> _EXERCISE_
Please return each record exactly, leaving nothing out.

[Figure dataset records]
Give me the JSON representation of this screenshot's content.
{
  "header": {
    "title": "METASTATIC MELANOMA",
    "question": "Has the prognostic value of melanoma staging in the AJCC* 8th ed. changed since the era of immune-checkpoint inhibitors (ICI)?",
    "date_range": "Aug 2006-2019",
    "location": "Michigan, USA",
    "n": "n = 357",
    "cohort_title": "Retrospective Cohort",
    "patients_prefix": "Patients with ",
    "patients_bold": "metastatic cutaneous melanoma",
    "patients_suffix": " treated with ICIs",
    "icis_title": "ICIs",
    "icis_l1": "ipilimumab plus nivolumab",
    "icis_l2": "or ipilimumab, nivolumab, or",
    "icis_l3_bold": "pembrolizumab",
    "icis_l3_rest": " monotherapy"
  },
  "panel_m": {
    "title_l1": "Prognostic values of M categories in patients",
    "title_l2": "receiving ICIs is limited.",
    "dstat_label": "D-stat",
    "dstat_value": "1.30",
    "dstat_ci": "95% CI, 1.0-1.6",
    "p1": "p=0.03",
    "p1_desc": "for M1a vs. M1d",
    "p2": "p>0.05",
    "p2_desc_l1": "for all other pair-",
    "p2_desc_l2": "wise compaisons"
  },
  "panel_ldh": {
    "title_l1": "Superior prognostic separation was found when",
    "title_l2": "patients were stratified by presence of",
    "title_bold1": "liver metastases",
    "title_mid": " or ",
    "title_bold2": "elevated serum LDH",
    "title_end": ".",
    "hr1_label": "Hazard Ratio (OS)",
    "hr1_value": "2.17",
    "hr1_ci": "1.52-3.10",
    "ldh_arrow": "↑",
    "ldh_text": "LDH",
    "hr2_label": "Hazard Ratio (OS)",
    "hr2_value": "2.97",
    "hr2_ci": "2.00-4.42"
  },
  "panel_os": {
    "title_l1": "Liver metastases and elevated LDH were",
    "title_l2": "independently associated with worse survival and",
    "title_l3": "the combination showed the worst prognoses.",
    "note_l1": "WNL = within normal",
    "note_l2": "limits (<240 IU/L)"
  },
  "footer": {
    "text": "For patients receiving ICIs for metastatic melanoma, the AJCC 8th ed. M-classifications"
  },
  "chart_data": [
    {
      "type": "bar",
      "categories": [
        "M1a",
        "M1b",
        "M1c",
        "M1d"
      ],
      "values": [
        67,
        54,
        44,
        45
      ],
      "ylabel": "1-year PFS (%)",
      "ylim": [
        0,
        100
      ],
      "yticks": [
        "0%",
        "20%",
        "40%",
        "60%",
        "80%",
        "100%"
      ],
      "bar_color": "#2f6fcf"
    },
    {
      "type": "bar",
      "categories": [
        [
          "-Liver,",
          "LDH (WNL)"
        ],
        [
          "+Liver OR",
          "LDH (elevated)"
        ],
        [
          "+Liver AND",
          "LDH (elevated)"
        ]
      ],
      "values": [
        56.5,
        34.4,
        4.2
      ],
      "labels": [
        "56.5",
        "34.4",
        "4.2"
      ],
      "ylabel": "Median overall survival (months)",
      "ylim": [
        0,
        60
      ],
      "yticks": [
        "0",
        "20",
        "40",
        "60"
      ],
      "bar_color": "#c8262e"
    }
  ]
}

> _SOLUTION TO THIS TASK_
Give me the JSON representation of this screenshot's content.
{
  "header": {
    "title": "METASTATIC MELANOMA",
    "question": "Has the prognostic value of melanoma staging in the AJCC* 8th ed. changed since the era of immune-checkpoint inhibitors (ICI)?",
    "date_range": "Aug 2006-2019",
    "location": "Michigan, USA",
    "n": "n = 357",
    "cohort_title": "Retrospective Cohort",
    "patients_prefix": "Patients with ",
    "patients_bold": "metastatic cutaneous melanoma",
    "patients_suffix": " treated with ICIs",
    "icis_title": "ICIs",
    "icis_l1": "ipilimumab plus nivolumab",
    "icis_l2": "or ipilimumab, nivolumab, or",
    "icis_l3_bold": "pembrolizumab",
    "icis_l3_rest": " monotherapy"
  },
  "panel_m": {
    "title_l1": "Prognostic values of M categories in patients",
    "title_l2": "receiving ICIs is limited.",
    "dstat_label": "D-stat",
    "dstat_value": "1.30",
    "dstat_ci": "95% CI, 1.0-1.6",
    "p1": "p=0.03",
    "p1_desc": "for M1a vs. M1d",
    "p2": "p>0.05",
    "p2_desc_l1": "for all other pair-",
    "p2_desc_l2": "wise compaisons"
  },
  "panel_ldh": {
    "title_l1": "Superior prognostic separation was found when",
    "title_l2": "patients were stratified by presence of",
    "title_bold1": "liver metastases",
    "title_mid": " or ",
    "title_bold2": "elevated serum LDH",
    "title_end": ".",
    "hr1_label": "Hazard Ratio (OS)",
    "hr1_value": "2.17",
    "hr1_ci": "1.52-3.10",
    "ldh_arrow": "↑",
    "ldh_text": "LDH",
    "hr2_label": "Hazard Ratio (OS)",
    "hr2_value": "2.97",
    "hr2_ci": "2.00-4.42"
  },
  "panel_os": {
    "title_l1": "Liver metastases and elevated LDH were",
    "title_l2": "independently associated with worse survival and",
    "title_l3": "the combination showed the worst prognoses.",
    "note_l1": "WNL = within normal",
    "note_l2": "limits (<240 IU/L)"
  },
  "footer": {
    "text": "For patients receiving ICIs for metastatic melanoma, the AJCC 8th ed. M-classifications"
  },
  "chart_data": [
    {
      "type": "bar",
      "categories": [
        "M1a",
        "M1b",
        "M1c",
        "M1d"
      ],
      "values": [
        67,
        54,
        44,
        45
      ],
      "ylabel": "1-year PFS (%)",
      "ylim": [
        0,
        100
      ],
      "yticks": [
        "0%",
        "20%",
        "40%",
        "60%",
        "80%",
        "100%"
      ],
      "bar_color": "#2f6fcf"
    },
    {
      "type": "bar",
      "categories": [
        [
          "-Liver,",
          "LDH (WNL)"
        ],
        [
          "+Liver OR",
          "LDH (elevated)"
        ],
        [
          "+Liver AND",
          "LDH (elevated)"
        ]
      ],
      "values": [
        56.5,
        34.4,
        4.2
      ],
      "labels": [
        "56.5",
        "34.4",
        "4.2"
      ],
      "ylabel": "Median overall survival (months)",
      "ylim": [
        0,
        60
      ],
      "yticks": [
        "0",
        "20",
        "40",
        "60"
      ],
      "bar_color": "#c8262e"
    }
  ]
}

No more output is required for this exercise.